DO THIS: Take all the material and copy it exactly.

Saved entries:
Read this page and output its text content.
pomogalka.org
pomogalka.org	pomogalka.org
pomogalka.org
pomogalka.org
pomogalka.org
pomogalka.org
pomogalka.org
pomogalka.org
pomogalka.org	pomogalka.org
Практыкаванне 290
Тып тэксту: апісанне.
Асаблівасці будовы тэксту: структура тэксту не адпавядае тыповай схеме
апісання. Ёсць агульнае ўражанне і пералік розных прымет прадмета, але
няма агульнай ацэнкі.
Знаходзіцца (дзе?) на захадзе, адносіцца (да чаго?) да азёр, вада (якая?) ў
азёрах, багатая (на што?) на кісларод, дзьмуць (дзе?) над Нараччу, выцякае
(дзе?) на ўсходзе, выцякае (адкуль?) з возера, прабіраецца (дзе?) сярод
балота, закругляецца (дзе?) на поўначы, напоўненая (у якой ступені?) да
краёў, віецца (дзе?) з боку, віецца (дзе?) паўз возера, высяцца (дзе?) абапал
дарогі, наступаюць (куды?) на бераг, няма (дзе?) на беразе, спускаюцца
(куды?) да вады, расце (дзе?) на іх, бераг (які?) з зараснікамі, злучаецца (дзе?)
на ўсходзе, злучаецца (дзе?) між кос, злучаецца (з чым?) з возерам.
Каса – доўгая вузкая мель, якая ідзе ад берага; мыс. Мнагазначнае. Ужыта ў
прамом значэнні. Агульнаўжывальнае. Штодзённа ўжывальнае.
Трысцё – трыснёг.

OUTPUT OF THE EXERCISE:
Read this page and output its text content.
pomogalka.org
pomogalka.org	pomogalka.org
pomogalka.org
pomogalka.org
pomogalka.org
pomogalka.org
pomogalka.org
pomogalka.org
pomogalka.org	pomogalka.org
Практыкаванне 290
Тып тэксту: апісанне.
Асаблівасці будовы тэксту: структура тэксту не адпавядае тыповай схеме
апісання. Ёсць агульнае ўражанне і пералік розных прымет прадмета, але
няма агульнай ацэнкі.
Знаходзіцца (дзе?) на захадзе, адносіцца (да чаго?) да азёр, вада (якая?) ў
азёрах, багатая (на што?) на кісларод, дзьмуць (дзе?) над Нараччу, выцякае
(дзе?) на ўсходзе, выцякае (адкуль?) з возера, прабіраецца (дзе?) сярод
балота, закругляецца (дзе?) на поўначы, напоўненая (у якой ступені?) да
краёў, віецца (дзе?) з боку, віецца (дзе?) паўз возера, высяцца (дзе?) абапал
дарогі, наступаюць (куды?) на бераг, няма (дзе?) на беразе, спускаюцца
(куды?) да вады, расце (дзе?) на іх, бераг (які?) з зараснікамі, злучаецца (дзе?)
на ўсходзе, злучаецца (дзе?) між кос, злучаецца (з чым?) з возерам.
Каса – доўгая вузкая мель, якая ідзе ад берага; мыс. Мнагазначнае. Ужыта ў
прамом значэнні. Агульнаўжывальнае. Штодзённа ўжывальнае.
Трысцё – трыснёг.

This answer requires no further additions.